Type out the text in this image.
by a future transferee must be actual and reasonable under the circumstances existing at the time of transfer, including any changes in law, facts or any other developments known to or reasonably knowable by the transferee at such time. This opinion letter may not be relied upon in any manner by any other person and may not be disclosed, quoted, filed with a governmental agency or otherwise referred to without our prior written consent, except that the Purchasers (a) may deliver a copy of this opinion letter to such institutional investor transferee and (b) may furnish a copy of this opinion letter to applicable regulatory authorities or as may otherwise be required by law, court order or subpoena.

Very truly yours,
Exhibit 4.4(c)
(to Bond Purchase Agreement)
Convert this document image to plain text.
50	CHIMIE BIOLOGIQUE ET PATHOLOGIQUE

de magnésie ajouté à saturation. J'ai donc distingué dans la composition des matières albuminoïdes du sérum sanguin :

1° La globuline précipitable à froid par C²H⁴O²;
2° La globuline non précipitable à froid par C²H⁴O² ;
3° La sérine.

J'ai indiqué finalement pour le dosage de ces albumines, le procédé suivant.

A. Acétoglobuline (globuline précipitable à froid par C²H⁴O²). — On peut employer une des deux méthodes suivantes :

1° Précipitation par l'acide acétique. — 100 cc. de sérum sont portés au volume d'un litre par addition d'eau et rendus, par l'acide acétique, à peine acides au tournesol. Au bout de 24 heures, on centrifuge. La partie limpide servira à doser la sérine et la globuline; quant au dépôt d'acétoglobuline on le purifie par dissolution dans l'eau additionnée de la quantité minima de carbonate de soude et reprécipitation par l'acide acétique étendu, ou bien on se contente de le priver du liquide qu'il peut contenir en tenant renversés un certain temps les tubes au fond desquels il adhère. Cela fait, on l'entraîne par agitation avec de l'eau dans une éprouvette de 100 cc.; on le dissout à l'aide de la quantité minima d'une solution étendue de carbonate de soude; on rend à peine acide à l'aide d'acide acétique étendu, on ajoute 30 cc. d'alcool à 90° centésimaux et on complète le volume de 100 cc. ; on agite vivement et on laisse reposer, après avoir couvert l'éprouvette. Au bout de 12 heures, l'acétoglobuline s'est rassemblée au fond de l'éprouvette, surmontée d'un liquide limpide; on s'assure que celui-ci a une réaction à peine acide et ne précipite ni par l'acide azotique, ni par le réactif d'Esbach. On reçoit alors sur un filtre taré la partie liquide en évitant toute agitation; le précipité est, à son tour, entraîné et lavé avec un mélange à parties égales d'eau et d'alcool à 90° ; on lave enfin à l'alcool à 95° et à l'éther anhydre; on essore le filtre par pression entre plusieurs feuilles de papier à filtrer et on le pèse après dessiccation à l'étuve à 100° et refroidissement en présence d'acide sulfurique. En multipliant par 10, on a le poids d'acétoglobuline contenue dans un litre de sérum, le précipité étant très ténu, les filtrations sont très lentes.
= = = =
THE REQUEST:
Give only the number of lines in the entries that contain "text".

THE RESPONSE:
2